── Records to process ──

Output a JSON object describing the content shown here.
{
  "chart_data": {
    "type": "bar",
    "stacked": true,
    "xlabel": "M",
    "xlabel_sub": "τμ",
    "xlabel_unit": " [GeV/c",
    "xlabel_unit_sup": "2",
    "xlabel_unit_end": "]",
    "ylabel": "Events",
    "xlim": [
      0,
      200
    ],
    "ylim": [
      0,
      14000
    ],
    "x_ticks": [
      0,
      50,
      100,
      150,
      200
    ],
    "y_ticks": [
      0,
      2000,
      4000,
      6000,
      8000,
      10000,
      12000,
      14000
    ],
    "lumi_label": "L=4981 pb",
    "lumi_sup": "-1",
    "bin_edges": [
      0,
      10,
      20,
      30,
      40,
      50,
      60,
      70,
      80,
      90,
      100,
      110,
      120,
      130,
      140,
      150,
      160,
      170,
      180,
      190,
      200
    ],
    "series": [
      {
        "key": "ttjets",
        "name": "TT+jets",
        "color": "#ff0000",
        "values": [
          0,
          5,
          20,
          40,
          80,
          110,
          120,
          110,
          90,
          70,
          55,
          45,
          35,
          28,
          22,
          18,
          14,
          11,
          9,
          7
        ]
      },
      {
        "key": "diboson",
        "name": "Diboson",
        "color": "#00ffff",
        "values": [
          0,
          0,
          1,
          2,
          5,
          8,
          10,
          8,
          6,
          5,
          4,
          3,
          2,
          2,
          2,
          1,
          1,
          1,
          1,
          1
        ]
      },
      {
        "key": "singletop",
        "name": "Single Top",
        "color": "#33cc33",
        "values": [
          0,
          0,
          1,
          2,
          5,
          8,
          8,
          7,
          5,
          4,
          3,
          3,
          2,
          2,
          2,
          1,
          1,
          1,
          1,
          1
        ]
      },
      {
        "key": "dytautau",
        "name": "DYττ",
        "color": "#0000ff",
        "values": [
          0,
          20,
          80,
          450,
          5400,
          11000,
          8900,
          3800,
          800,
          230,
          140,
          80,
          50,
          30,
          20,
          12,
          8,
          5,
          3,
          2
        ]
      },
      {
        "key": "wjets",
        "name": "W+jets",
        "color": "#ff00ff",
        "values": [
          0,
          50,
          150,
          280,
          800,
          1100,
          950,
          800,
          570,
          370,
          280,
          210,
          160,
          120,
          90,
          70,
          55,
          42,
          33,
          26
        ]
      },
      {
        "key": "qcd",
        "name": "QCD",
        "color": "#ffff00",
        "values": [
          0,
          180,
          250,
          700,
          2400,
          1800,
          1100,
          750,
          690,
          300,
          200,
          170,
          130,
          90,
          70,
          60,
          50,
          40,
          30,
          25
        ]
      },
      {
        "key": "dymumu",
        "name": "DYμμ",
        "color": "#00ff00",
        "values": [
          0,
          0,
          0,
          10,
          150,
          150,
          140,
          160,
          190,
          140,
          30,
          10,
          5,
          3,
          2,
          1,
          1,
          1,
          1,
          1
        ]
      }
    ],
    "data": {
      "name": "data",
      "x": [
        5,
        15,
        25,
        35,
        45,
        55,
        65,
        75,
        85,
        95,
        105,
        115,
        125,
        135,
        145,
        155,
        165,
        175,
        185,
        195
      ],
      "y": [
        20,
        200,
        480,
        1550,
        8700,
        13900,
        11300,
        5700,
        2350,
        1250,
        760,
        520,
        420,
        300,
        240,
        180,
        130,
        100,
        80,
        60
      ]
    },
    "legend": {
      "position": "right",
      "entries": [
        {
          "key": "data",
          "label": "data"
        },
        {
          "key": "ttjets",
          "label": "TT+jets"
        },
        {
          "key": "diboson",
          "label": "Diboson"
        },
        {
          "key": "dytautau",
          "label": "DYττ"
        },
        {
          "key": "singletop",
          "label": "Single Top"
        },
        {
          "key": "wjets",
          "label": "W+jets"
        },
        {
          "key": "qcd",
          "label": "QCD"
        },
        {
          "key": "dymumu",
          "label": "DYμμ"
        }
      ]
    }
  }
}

───

> **Your objective**: Return each line of the data that contains the string "name".

> **Answer in full**:
        "name": "TT+jets",
        "name": "Diboson",
        "name": "Single Top",
        "name": "DYττ",
        "name": "W+jets",
        "name": "QCD",
        "name": "DYμμ",
      "name": "data",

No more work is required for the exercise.